** START **

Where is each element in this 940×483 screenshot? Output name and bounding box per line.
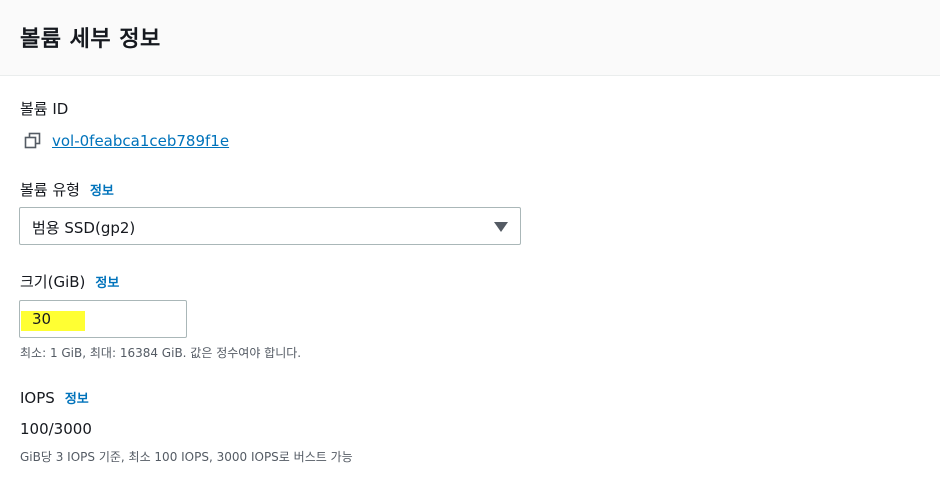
volume-id-label: 볼륨 ID xyxy=(20,100,69,118)
size-input-value: 30 xyxy=(32,310,52,328)
page-header: 볼륨 세부 정보 xyxy=(0,0,940,76)
volume-type-label: 볼륨 유형 xyxy=(20,181,80,199)
size-label-row: 크기(GiB) 정보 xyxy=(20,271,119,292)
volume-type-select[interactable]: 범용 SSD(gp2) xyxy=(19,207,521,245)
volume-type-label-row: 볼륨 유형 정보 xyxy=(20,179,114,200)
volume-type-info-link[interactable]: 정보 xyxy=(90,184,114,199)
size-info-link[interactable]: 정보 xyxy=(95,276,119,291)
iops-label: IOPS xyxy=(20,389,55,407)
volume-type-selected-value: 범용 SSD(gp2) xyxy=(32,219,136,237)
size-label: 크기(GiB) xyxy=(20,273,86,291)
volume-id-link[interactable]: vol-0feabca1ceb789f1e xyxy=(52,132,229,150)
page-title: 볼륨 세부 정보 xyxy=(20,27,161,52)
size-input[interactable]: 30 xyxy=(19,300,187,338)
copy-icon[interactable] xyxy=(24,132,42,150)
iops-label-row: IOPS 정보 xyxy=(20,388,89,407)
caret-down-icon xyxy=(494,222,508,232)
size-hint: 최소: 1 GiB, 최대: 16384 GiB. 값은 정수여야 합니다. xyxy=(20,346,302,360)
size-highlight-mark xyxy=(21,311,85,331)
iops-hint: GiB당 3 IOPS 기준, 최소 100 IOPS, 3000 IOPS로 … xyxy=(20,450,353,464)
iops-info-link[interactable]: 정보 xyxy=(65,392,89,407)
volume-id-row: vol-0feabca1ceb789f1e xyxy=(24,131,229,151)
iops-value: 100/3000 xyxy=(20,420,92,438)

** END **

## [SET EXERCISE]
Return each line of the listing above that contains the string "input", copied in full.

## [TASK ANSWER]
size-input-value: 30 xyxy=(32,310,52,328)
size-input[interactable]: 30 xyxy=(19,300,187,338)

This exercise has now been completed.